:: ENTRIES PROVIDED
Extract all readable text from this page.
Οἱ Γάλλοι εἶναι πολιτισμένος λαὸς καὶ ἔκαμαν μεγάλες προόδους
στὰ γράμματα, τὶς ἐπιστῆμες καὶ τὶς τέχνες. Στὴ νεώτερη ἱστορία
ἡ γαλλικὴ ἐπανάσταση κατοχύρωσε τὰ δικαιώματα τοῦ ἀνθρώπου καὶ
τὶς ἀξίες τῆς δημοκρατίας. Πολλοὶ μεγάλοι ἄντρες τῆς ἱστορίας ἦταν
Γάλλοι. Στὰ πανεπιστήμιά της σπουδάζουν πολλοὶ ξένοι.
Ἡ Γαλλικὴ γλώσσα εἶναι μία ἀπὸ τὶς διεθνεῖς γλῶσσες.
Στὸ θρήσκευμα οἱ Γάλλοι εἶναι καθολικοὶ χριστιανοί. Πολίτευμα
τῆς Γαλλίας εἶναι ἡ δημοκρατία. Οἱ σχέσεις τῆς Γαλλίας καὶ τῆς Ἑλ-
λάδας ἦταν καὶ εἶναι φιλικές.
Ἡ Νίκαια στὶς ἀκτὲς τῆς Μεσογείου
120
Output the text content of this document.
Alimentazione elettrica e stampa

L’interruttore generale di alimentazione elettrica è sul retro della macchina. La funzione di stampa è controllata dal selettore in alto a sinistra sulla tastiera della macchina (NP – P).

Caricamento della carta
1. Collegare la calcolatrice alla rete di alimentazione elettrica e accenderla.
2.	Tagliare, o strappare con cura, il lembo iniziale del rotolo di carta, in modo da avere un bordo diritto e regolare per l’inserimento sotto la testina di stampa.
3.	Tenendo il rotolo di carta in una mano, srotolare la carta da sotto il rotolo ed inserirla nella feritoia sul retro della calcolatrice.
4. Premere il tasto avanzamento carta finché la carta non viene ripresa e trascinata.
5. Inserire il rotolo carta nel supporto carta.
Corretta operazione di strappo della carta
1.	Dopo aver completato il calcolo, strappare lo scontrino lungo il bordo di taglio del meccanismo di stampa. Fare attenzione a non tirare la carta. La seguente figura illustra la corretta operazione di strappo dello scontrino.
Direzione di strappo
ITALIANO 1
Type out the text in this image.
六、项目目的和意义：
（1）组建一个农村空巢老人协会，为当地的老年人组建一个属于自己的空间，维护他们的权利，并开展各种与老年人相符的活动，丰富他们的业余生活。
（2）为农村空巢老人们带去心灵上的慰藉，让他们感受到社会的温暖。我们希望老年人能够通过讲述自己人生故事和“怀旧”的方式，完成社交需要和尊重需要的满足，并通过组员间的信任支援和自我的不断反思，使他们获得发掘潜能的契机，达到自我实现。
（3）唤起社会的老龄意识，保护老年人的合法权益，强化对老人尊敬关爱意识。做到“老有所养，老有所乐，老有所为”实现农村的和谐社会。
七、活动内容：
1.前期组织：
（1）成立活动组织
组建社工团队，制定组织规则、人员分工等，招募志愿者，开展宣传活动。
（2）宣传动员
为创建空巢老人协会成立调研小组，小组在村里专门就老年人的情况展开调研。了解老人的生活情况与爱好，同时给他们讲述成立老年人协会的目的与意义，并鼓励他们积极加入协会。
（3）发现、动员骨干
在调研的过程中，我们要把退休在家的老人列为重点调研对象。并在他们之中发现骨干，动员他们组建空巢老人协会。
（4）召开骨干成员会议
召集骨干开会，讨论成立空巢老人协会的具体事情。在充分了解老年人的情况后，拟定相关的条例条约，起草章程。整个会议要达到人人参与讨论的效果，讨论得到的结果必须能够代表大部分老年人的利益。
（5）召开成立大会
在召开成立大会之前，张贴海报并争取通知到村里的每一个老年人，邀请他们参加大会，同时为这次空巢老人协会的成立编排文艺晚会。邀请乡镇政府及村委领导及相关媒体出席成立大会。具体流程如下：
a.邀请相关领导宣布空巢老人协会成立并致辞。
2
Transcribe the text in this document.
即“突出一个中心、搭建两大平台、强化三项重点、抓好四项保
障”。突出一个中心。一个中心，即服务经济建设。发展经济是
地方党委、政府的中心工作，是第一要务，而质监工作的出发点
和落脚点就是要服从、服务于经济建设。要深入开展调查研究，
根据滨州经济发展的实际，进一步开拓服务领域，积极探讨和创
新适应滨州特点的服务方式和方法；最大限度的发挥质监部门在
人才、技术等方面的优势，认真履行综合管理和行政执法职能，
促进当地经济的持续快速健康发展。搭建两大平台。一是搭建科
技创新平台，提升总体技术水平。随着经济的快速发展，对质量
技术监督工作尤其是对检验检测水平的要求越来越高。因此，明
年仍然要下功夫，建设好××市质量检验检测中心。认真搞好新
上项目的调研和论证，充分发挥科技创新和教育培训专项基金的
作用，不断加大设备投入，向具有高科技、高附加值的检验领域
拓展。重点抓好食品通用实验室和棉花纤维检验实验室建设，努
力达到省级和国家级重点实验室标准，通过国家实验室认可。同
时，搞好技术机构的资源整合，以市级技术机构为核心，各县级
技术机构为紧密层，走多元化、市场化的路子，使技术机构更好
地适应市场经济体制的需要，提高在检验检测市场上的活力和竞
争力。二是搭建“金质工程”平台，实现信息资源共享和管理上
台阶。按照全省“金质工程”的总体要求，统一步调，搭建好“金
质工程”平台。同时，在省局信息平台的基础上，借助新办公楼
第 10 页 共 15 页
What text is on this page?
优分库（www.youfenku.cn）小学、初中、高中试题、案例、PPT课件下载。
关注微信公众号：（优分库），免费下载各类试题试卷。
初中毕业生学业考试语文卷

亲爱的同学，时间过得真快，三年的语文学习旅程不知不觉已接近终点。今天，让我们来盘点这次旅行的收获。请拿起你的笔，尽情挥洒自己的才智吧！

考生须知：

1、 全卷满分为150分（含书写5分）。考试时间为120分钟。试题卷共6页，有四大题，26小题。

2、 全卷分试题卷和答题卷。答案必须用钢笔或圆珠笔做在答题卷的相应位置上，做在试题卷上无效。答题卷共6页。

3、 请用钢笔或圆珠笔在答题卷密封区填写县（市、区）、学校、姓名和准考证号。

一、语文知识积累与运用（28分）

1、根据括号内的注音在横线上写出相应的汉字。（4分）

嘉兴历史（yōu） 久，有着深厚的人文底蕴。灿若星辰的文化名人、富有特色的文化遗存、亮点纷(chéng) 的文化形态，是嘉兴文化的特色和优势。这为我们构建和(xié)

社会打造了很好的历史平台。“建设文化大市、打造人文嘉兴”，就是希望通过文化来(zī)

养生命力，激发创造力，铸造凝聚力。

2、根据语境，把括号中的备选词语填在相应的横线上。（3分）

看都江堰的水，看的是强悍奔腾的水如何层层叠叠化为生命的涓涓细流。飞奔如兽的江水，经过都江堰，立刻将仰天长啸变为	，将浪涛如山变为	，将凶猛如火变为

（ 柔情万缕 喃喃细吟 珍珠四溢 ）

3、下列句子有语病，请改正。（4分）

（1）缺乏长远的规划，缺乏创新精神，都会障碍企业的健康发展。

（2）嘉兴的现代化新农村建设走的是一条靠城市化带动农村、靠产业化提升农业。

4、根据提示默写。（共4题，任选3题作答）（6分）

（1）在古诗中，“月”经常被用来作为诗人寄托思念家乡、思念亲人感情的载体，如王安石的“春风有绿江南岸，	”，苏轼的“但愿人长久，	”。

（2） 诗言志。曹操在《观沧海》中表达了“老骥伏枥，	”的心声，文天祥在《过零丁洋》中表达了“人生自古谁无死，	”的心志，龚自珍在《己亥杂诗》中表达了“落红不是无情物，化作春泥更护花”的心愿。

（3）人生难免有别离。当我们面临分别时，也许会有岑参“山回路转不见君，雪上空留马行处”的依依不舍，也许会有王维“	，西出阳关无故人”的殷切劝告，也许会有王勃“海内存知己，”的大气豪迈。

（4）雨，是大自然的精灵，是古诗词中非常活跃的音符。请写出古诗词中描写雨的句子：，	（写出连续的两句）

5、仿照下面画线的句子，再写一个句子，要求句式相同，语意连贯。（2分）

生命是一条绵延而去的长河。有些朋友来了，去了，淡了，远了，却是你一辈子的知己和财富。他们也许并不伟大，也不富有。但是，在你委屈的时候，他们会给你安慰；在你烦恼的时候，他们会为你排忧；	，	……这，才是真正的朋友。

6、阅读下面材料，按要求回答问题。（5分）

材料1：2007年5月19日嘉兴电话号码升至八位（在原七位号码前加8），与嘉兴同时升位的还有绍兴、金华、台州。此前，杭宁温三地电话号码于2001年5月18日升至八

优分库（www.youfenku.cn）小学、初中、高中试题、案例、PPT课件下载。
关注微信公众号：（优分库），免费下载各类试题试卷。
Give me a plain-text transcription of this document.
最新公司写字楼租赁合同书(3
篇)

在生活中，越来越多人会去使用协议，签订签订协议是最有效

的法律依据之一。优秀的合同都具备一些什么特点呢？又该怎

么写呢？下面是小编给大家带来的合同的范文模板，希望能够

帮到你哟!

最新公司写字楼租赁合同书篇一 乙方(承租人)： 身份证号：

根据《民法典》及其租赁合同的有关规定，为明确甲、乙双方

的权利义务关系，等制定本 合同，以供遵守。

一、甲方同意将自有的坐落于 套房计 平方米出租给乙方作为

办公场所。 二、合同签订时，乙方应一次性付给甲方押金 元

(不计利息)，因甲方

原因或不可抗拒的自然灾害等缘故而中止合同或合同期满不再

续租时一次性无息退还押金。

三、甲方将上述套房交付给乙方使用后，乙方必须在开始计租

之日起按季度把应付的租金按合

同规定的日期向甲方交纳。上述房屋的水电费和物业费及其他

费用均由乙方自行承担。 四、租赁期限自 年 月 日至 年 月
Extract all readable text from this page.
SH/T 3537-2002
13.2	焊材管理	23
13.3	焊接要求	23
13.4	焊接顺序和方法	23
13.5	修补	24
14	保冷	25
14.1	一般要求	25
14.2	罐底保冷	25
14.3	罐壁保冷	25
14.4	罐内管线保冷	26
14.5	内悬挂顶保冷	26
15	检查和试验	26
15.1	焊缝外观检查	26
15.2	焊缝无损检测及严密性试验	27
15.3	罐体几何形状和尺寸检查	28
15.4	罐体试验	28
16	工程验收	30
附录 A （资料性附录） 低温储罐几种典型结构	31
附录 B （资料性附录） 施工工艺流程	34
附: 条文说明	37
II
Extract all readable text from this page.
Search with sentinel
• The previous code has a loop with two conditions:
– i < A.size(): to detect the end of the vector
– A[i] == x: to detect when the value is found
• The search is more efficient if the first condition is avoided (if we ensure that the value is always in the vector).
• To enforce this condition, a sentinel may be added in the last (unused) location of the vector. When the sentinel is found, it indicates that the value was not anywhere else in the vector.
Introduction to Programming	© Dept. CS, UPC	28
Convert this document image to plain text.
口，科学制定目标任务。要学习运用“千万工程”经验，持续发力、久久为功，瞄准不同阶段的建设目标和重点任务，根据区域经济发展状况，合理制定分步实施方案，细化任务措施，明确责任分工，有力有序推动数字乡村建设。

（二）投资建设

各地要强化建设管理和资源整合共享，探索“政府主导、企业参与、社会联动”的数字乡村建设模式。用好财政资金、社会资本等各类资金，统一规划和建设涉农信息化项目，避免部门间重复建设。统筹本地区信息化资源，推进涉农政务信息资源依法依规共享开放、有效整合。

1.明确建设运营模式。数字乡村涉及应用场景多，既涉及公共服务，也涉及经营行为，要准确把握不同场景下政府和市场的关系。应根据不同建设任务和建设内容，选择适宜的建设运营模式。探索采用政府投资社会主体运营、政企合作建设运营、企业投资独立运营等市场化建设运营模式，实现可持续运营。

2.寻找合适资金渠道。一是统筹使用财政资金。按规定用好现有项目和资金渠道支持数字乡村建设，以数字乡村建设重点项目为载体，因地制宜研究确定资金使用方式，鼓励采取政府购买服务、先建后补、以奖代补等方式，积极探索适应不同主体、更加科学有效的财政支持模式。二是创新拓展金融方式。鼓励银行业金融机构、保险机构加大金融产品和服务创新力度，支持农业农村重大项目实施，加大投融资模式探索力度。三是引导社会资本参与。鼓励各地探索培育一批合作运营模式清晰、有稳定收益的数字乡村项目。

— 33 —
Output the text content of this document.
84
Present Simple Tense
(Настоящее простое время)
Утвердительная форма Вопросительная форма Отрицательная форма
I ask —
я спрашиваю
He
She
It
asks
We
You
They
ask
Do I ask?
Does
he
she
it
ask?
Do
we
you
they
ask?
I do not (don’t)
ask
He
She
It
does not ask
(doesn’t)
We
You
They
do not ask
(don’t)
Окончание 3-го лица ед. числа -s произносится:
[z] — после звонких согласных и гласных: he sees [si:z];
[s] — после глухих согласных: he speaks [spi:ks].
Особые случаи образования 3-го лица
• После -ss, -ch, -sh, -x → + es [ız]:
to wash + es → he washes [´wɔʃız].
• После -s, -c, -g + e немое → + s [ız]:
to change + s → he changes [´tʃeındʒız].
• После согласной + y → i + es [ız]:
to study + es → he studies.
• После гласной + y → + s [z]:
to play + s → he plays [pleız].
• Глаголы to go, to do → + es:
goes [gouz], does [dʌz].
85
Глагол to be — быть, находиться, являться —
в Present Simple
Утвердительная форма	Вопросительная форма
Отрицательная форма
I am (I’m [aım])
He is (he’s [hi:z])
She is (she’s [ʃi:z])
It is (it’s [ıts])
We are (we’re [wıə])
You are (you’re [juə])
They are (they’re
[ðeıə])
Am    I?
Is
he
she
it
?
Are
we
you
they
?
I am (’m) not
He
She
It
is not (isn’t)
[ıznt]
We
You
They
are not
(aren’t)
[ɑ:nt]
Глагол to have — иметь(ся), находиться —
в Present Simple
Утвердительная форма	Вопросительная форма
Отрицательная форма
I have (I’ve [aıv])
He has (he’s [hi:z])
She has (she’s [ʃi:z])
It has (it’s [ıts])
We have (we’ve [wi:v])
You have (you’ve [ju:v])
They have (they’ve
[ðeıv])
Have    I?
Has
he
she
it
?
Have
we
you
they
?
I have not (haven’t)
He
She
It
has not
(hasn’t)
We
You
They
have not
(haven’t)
::::
» **STATED PROBLEM**:
Look through the data and show every line containing "elettrica".

» **RESULT**:
Alimentazione elettrica e stampa
L’interruttore generale di alimentazione elettrica è sul retro della macchina. La funzione di stampa è controllata dal selettore in alto a sinistra sulla tastiera della macchina (NP – P).
1. Collegare la calcolatrice alla rete di alimentazione elettrica e accenderla.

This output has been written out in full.